DATA SHOWN
----------------

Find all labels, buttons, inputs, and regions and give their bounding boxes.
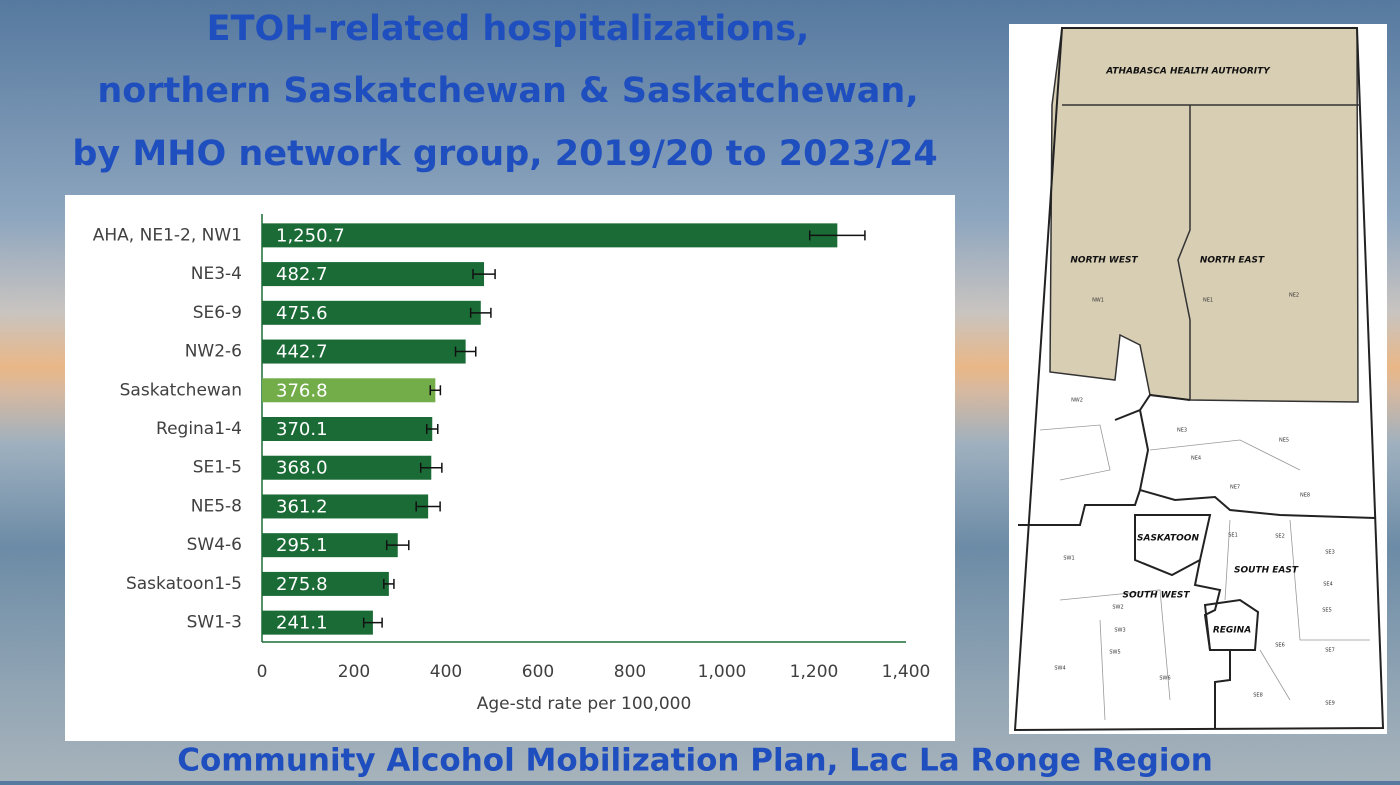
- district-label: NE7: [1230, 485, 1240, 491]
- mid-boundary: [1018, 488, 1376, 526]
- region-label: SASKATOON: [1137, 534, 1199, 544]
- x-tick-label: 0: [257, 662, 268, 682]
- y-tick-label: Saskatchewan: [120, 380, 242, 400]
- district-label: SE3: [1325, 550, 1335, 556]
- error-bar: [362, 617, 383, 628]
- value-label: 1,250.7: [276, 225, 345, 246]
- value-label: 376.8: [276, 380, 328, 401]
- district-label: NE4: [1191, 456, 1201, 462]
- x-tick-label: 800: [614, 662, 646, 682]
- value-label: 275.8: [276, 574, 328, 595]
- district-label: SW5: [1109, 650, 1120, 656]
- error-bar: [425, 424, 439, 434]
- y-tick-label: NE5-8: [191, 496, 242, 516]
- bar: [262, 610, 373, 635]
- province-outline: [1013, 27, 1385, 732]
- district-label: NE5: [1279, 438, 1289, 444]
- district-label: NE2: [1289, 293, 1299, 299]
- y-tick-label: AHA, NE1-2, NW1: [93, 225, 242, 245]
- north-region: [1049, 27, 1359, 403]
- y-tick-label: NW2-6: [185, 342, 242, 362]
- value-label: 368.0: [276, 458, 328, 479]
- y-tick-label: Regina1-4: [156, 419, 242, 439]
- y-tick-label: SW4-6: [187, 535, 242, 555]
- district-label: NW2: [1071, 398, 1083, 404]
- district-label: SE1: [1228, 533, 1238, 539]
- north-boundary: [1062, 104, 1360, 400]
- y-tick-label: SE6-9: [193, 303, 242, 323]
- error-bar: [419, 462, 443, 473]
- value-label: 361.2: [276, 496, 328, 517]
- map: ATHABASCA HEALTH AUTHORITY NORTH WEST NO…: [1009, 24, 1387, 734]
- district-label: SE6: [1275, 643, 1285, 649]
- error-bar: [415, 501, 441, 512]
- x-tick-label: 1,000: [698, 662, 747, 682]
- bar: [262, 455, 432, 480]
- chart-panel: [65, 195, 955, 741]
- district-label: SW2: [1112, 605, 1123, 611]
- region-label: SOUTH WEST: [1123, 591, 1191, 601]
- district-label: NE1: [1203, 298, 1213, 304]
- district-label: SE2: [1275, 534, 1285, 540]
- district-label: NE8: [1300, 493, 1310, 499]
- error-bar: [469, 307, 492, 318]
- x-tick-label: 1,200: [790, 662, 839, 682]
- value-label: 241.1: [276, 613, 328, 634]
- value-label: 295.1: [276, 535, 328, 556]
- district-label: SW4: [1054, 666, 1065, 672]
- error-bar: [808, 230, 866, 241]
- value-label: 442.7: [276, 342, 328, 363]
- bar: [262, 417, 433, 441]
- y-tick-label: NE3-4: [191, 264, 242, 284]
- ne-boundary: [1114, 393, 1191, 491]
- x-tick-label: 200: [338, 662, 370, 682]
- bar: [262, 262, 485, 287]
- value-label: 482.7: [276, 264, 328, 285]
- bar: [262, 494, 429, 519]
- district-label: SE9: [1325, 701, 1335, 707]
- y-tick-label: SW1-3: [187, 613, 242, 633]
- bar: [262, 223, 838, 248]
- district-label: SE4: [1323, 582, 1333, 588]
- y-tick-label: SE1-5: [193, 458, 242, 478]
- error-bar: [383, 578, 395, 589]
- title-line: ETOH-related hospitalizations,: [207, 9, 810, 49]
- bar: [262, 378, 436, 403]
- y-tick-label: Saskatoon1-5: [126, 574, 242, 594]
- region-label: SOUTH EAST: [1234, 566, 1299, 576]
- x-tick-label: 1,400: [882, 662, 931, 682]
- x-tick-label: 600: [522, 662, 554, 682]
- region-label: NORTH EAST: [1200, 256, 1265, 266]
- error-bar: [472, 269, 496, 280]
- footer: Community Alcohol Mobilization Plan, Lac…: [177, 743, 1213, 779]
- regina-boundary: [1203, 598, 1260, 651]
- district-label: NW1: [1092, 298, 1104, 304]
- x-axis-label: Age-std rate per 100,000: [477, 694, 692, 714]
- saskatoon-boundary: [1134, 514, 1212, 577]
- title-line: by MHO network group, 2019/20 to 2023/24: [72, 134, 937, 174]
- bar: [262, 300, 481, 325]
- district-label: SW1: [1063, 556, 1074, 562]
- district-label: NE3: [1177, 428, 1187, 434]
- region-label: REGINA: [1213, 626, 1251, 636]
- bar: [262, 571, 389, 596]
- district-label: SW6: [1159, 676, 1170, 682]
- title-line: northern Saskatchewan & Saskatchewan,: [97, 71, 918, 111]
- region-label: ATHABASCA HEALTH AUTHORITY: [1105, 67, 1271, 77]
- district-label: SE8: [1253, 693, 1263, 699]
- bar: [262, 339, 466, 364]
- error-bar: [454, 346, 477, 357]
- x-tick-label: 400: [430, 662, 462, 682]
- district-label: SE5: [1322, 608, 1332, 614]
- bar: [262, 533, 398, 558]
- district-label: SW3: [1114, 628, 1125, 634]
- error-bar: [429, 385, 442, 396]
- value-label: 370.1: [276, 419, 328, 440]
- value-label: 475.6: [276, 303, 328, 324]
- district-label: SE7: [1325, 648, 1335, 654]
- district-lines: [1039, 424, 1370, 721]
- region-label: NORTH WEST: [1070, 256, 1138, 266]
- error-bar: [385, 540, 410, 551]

----------------

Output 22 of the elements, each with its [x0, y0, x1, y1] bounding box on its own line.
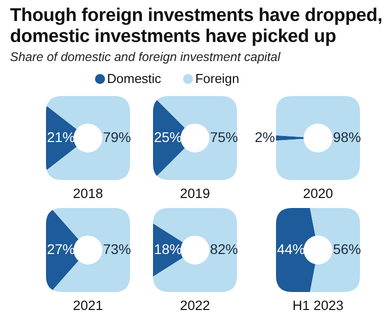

----------------

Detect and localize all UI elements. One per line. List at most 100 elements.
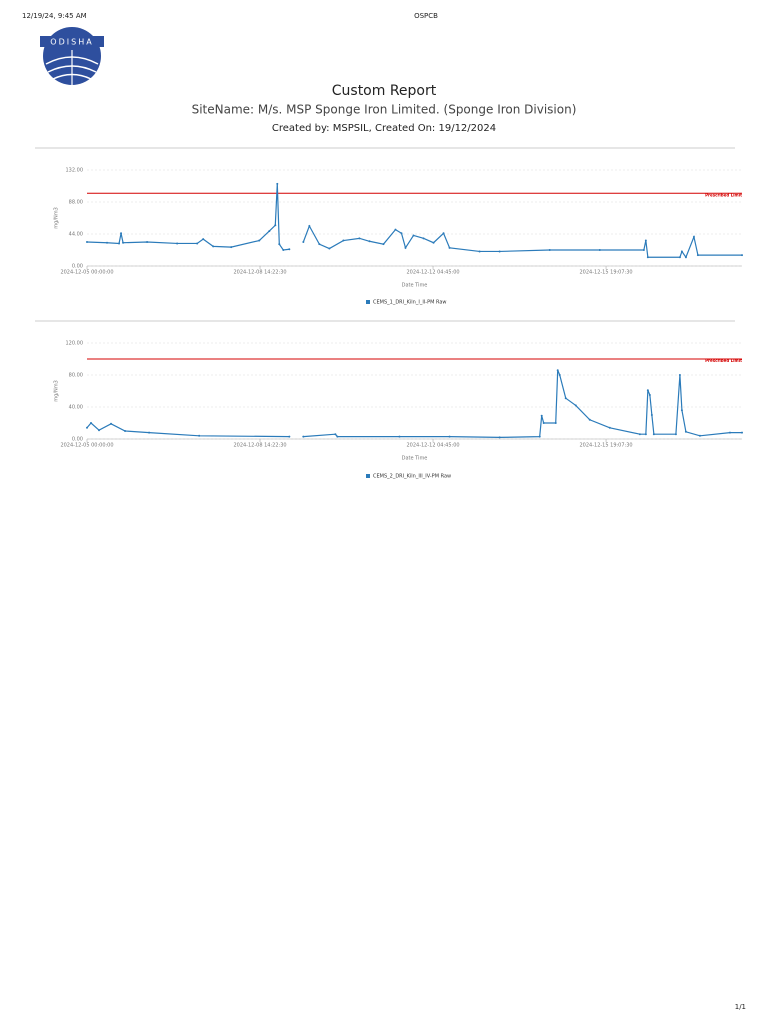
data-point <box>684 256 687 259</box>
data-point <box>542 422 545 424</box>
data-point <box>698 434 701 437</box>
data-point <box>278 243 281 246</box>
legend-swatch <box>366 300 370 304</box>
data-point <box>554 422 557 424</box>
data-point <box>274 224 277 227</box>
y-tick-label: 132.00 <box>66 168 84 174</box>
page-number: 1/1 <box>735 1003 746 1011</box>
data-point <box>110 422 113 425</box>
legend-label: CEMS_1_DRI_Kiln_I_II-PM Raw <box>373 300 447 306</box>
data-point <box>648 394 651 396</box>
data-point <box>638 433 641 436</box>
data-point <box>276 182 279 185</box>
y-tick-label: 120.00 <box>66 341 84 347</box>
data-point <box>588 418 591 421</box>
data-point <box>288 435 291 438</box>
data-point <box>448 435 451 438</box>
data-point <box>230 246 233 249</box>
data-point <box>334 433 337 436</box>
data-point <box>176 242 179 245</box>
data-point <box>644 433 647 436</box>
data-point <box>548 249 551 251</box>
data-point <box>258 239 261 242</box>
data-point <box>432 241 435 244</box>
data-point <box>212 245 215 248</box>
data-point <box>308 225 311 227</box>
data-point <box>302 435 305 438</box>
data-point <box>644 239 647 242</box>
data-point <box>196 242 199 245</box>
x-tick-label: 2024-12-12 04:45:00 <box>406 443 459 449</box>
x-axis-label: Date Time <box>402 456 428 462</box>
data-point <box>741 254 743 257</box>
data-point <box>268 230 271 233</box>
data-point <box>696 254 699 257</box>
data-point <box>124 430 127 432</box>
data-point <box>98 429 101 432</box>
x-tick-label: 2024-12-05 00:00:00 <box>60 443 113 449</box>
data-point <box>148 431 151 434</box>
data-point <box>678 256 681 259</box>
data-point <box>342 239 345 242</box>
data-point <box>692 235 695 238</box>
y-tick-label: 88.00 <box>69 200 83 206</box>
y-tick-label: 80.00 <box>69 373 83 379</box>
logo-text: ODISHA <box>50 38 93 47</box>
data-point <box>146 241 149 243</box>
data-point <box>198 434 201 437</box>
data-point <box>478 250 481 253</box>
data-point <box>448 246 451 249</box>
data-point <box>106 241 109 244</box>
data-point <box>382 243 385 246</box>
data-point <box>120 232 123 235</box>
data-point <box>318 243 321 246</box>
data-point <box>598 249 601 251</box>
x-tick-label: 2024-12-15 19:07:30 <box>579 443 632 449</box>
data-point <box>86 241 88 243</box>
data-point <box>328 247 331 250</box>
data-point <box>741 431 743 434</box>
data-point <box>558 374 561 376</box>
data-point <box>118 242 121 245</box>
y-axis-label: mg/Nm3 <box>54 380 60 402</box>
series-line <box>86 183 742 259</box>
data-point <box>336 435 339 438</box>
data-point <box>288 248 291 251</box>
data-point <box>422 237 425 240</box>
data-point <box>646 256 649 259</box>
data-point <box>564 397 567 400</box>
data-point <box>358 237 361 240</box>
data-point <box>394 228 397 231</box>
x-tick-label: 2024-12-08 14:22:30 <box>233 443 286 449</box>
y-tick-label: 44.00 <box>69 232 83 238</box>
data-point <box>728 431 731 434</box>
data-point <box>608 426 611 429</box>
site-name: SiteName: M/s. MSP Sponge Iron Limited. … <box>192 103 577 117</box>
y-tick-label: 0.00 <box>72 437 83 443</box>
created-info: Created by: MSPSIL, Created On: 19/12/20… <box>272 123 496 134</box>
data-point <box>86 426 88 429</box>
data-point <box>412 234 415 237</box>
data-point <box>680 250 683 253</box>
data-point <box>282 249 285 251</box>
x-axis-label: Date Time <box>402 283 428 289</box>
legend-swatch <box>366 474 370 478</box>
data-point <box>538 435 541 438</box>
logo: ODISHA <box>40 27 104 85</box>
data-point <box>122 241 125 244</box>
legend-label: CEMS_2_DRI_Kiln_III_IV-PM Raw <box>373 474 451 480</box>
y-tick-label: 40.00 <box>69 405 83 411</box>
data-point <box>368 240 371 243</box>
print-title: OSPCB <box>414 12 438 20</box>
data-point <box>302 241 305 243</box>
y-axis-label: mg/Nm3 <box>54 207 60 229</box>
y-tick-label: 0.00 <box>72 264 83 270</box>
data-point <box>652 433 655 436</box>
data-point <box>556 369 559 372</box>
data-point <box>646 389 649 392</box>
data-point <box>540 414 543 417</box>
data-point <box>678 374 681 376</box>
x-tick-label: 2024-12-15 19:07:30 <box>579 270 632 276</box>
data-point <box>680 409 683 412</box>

----------------

EXERCISE
Rewrite the items above, from the line that contains "Detect and localize" through the line that contains "data-point <box>548 249 551 251</box>", inclusive, with "data-point" replaced by "point-marker" and nothing else changed. Give only those lines and leave the pictures out.

FINAL RESULT
Detect and localize all UI elements. One per line. List at most 100 elements.
point-marker <box>684 256 687 259</box>
point-marker <box>542 422 545 424</box>
point-marker <box>698 434 701 437</box>
point-marker <box>278 243 281 246</box>
legend-swatch <box>366 300 370 304</box>
point-marker <box>554 422 557 424</box>
point-marker <box>274 224 277 227</box>
y-tick-label: 132.00 <box>66 168 84 174</box>
page-number: 1/1 <box>735 1003 746 1011</box>
point-marker <box>110 422 113 425</box>
legend-label: CEMS_1_DRI_Kiln_I_II-PM Raw <box>373 300 447 306</box>
point-marker <box>648 394 651 396</box>
point-marker <box>638 433 641 436</box>
point-marker <box>276 182 279 185</box>
y-tick-label: 120.00 <box>66 341 84 347</box>
point-marker <box>588 418 591 421</box>
point-marker <box>288 435 291 438</box>
point-marker <box>448 435 451 438</box>
point-marker <box>230 246 233 249</box>
point-marker <box>334 433 337 436</box>
point-marker <box>176 242 179 245</box>
point-marker <box>644 433 647 436</box>
point-marker <box>548 249 551 251</box>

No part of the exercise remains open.